● **YOUR TASK**
Transcribe all the records exactly and omit any images they hold.

Items from a dataset:

╔══

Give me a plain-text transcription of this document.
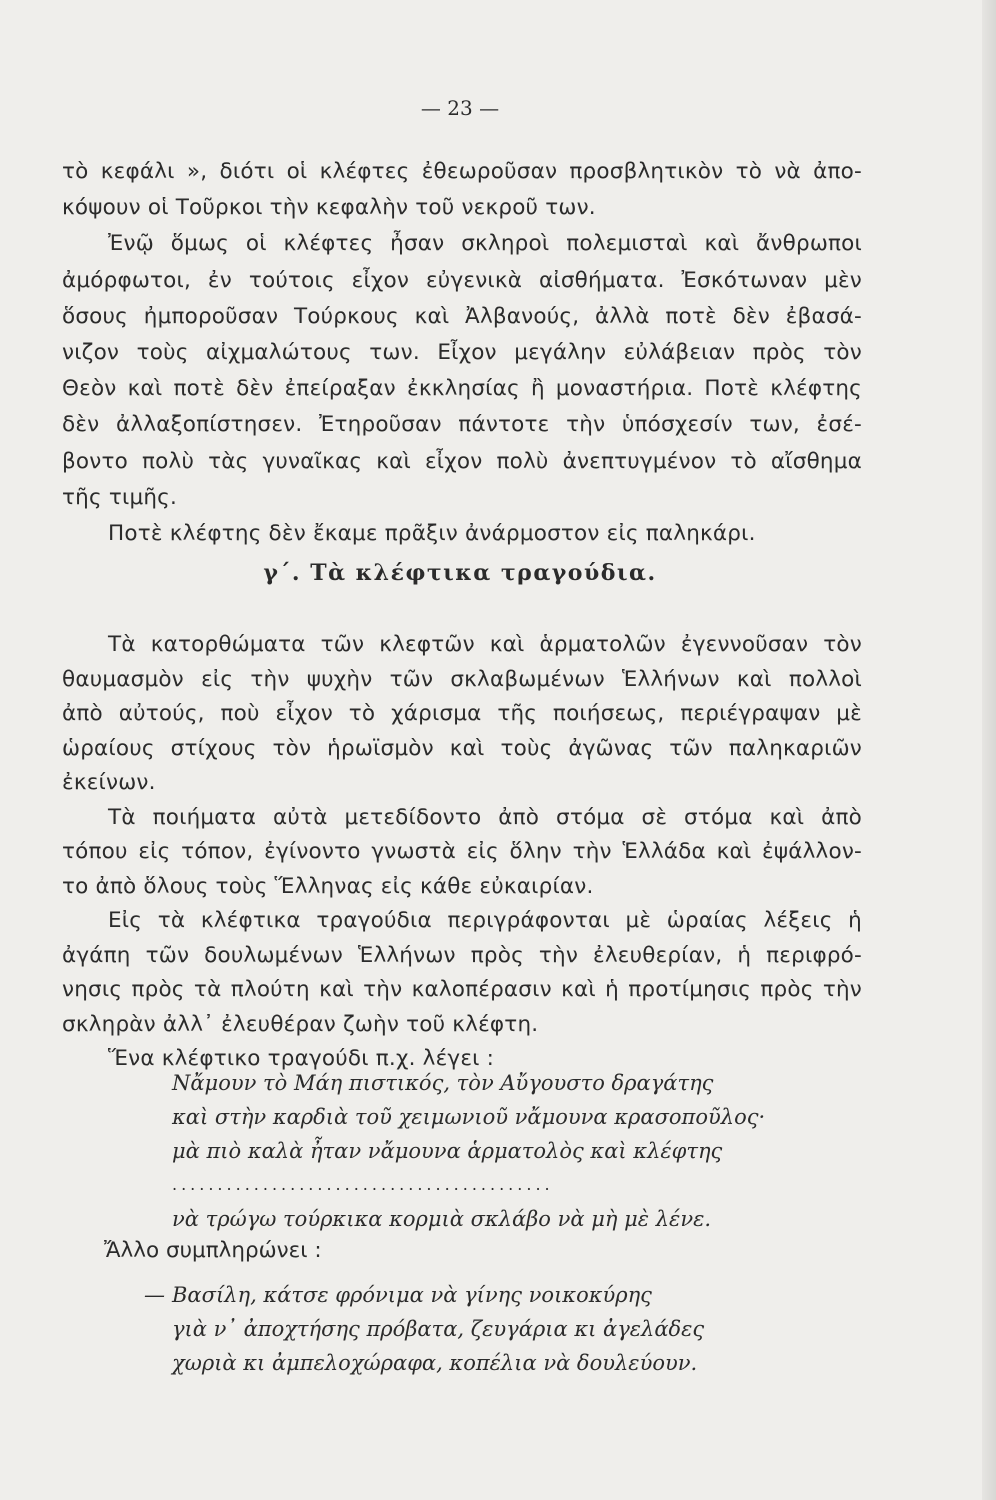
— 23 —
τὸ κεφάλι », διότι οἱ κλέφτες ἐθεωροῦσαν προσβλητικὸν τὸ νὰ ἀπο-
κόψουν οἱ Τοῦρκοι τὴν κεφαλὴν τοῦ νεκροῦ των.
Ἐνῷ ὅμως οἱ κλέφτες ἦσαν σκληροὶ πολεμισταὶ καὶ ἄνθρωποι
ἀμόρφωτοι, ἐν τούτοις εἶχον εὐγενικὰ αἰσθήματα. Ἐσκότωναν μὲν
ὅσους ἠμποροῦσαν Τούρκους καὶ Ἀλβανούς, ἀλλὰ ποτὲ δὲν ἐβασά-
νιζον τοὺς αἰχμαλώτους των. Εἶχον μεγάλην εὐλάβειαν πρὸς τὸν
Θεὸν καὶ ποτὲ δὲν ἐπείραξαν ἐκκλησίας ἢ μοναστήρια. Ποτὲ κλέφτης
δὲν ἀλλαξοπίστησεν. Ἐτηροῦσαν πάντοτε τὴν ὑπόσχεσίν των, ἐσέ-
βοντο πολὺ τὰς γυναῖκας καὶ εἶχον πολὺ ἀνεπτυγμένον τὸ αἴσθημα
τῆς τιμῆς.
Ποτὲ κλέφτης δὲν ἔκαμε πρᾶξιν ἀνάρμοστον εἰς παληκάρι.
γ΄. Τὰ κλέφτικα τραγούδια.
Τὰ κατορθώματα τῶν κλεφτῶν καὶ ἁρματολῶν ἐγεννοῦσαν τὸν
θαυμασμὸν εἰς τὴν ψυχὴν τῶν σκλαβωμένων Ἑλλήνων καὶ πολλοὶ
ἀπὸ αὐτούς, ποὺ εἶχον τὸ χάρισμα τῆς ποιήσεως, περιέγραψαν μὲ
ὡραίους στίχους τὸν ἡρωϊσμὸν καὶ τοὺς ἀγῶνας τῶν παληκαριῶν
ἐκείνων.
Τὰ ποιήματα αὐτὰ μετεδίδοντο ἀπὸ στόμα σὲ στόμα καὶ ἀπὸ
τόπου εἰς τόπον, ἐγίνοντο γνωστὰ εἰς ὅλην τὴν Ἑλλάδα καὶ ἐψάλλον-
το ἀπὸ ὅλους τοὺς Ἕλληνας εἰς κάθε εὐκαιρίαν.
Εἰς τὰ κλέφτικα τραγούδια περιγράφονται μὲ ὡραίας λέξεις ἡ
ἀγάπη τῶν δουλωμένων Ἑλλήνων πρὸς τὴν ἐλευθερίαν, ἡ περιφρό-
νησις πρὸς τὰ πλούτη καὶ τὴν καλοπέρασιν καὶ ἡ προτίμησις πρὸς τὴν
σκληρὰν ἀλλ᾽ ἐλευθέραν ζωὴν τοῦ κλέφτη.
Ἕνα κλέφτικο τραγούδι π.χ. λέγει :
Νἄμουν τὸ Μάη πιστικός, τὸν Αὔγουστο δραγάτης
καὶ στὴν καρδιὰ τοῦ χειμωνιοῦ νἄμουνα κρασοποῦλος·
μὰ πιὸ καλὰ ἦταν νἄμουνα ἁρματολὸς καὶ κλέφτης
..........................................
νὰ τρώγω τούρκικα κορμιὰ σκλάβο νὰ μὴ μὲ λένε.
Ἄλλο συμπληρώνει :
— Βασίλη, κάτσε φρόνιμα νὰ γίνης νοικοκύρης
γιὰ ν᾽ ἀποχτήσης πρόβατα, ζευγάρια κι ἀγελάδες
χωριὰ κι ἀμπελοχώραφα, κοπέλια νὰ δουλεύουν.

╚══

● **OUTPUT OF THE TASK**
Give me a plain-text transcription of this document.
— 23 —
τὸ κεφάλι », διότι οἱ κλέφτες ἐθεωροῦσαν προσβλητικὸν τὸ νὰ ἀπο-
κόψουν οἱ Τοῦρκοι τὴν κεφαλὴν τοῦ νεκροῦ των.
Ἐνῷ ὅμως οἱ κλέφτες ἦσαν σκληροὶ πολεμισταὶ καὶ ἄνθρωποι
ἀμόρφωτοι, ἐν τούτοις εἶχον εὐγενικὰ αἰσθήματα. Ἐσκότωναν μὲν
ὅσους ἠμποροῦσαν Τούρκους καὶ Ἀλβανούς, ἀλλὰ ποτὲ δὲν ἐβασά-
νιζον τοὺς αἰχμαλώτους των. Εἶχον μεγάλην εὐλάβειαν πρὸς τὸν
Θεὸν καὶ ποτὲ δὲν ἐπείραξαν ἐκκλησίας ἢ μοναστήρια. Ποτὲ κλέφτης
δὲν ἀλλαξοπίστησεν. Ἐτηροῦσαν πάντοτε τὴν ὑπόσχεσίν των, ἐσέ-
βοντο πολὺ τὰς γυναῖκας καὶ εἶχον πολὺ ἀνεπτυγμένον τὸ αἴσθημα
τῆς τιμῆς.
Ποτὲ κλέφτης δὲν ἔκαμε πρᾶξιν ἀνάρμοστον εἰς παληκάρι.
γ΄. Τὰ κλέφτικα τραγούδια.
Τὰ κατορθώματα τῶν κλεφτῶν καὶ ἁρματολῶν ἐγεννοῦσαν τὸν
θαυμασμὸν εἰς τὴν ψυχὴν τῶν σκλαβωμένων Ἑλλήνων καὶ πολλοὶ
ἀπὸ αὐτούς, ποὺ εἶχον τὸ χάρισμα τῆς ποιήσεως, περιέγραψαν μὲ
ὡραίους στίχους τὸν ἡρωϊσμὸν καὶ τοὺς ἀγῶνας τῶν παληκαριῶν
ἐκείνων.
Τὰ ποιήματα αὐτὰ μετεδίδοντο ἀπὸ στόμα σὲ στόμα καὶ ἀπὸ
τόπου εἰς τόπον, ἐγίνοντο γνωστὰ εἰς ὅλην τὴν Ἑλλάδα καὶ ἐψάλλον-
το ἀπὸ ὅλους τοὺς Ἕλληνας εἰς κάθε εὐκαιρίαν.
Εἰς τὰ κλέφτικα τραγούδια περιγράφονται μὲ ὡραίας λέξεις ἡ
ἀγάπη τῶν δουλωμένων Ἑλλήνων πρὸς τὴν ἐλευθερίαν, ἡ περιφρό-
νησις πρὸς τὰ πλούτη καὶ τὴν καλοπέρασιν καὶ ἡ προτίμησις πρὸς τὴν
σκληρὰν ἀλλ᾽ ἐλευθέραν ζωὴν τοῦ κλέφτη.
Ἕνα κλέφτικο τραγούδι π.χ. λέγει :
Νἄμουν τὸ Μάη πιστικός, τὸν Αὔγουστο δραγάτης
καὶ στὴν καρδιὰ τοῦ χειμωνιοῦ νἄμουνα κρασοποῦλος·
μὰ πιὸ καλὰ ἦταν νἄμουνα ἁρματολὸς καὶ κλέφτης
..........................................
νὰ τρώγω τούρκικα κορμιὰ σκλάβο νὰ μὴ μὲ λένε.
Ἄλλο συμπληρώνει :
— Βασίλη, κάτσε φρόνιμα νὰ γίνης νοικοκύρης
γιὰ ν᾽ ἀποχτήσης πρόβατα, ζευγάρια κι ἀγελάδες
χωριὰ κι ἀμπελοχώραφα, κοπέλια νὰ δουλεύουν.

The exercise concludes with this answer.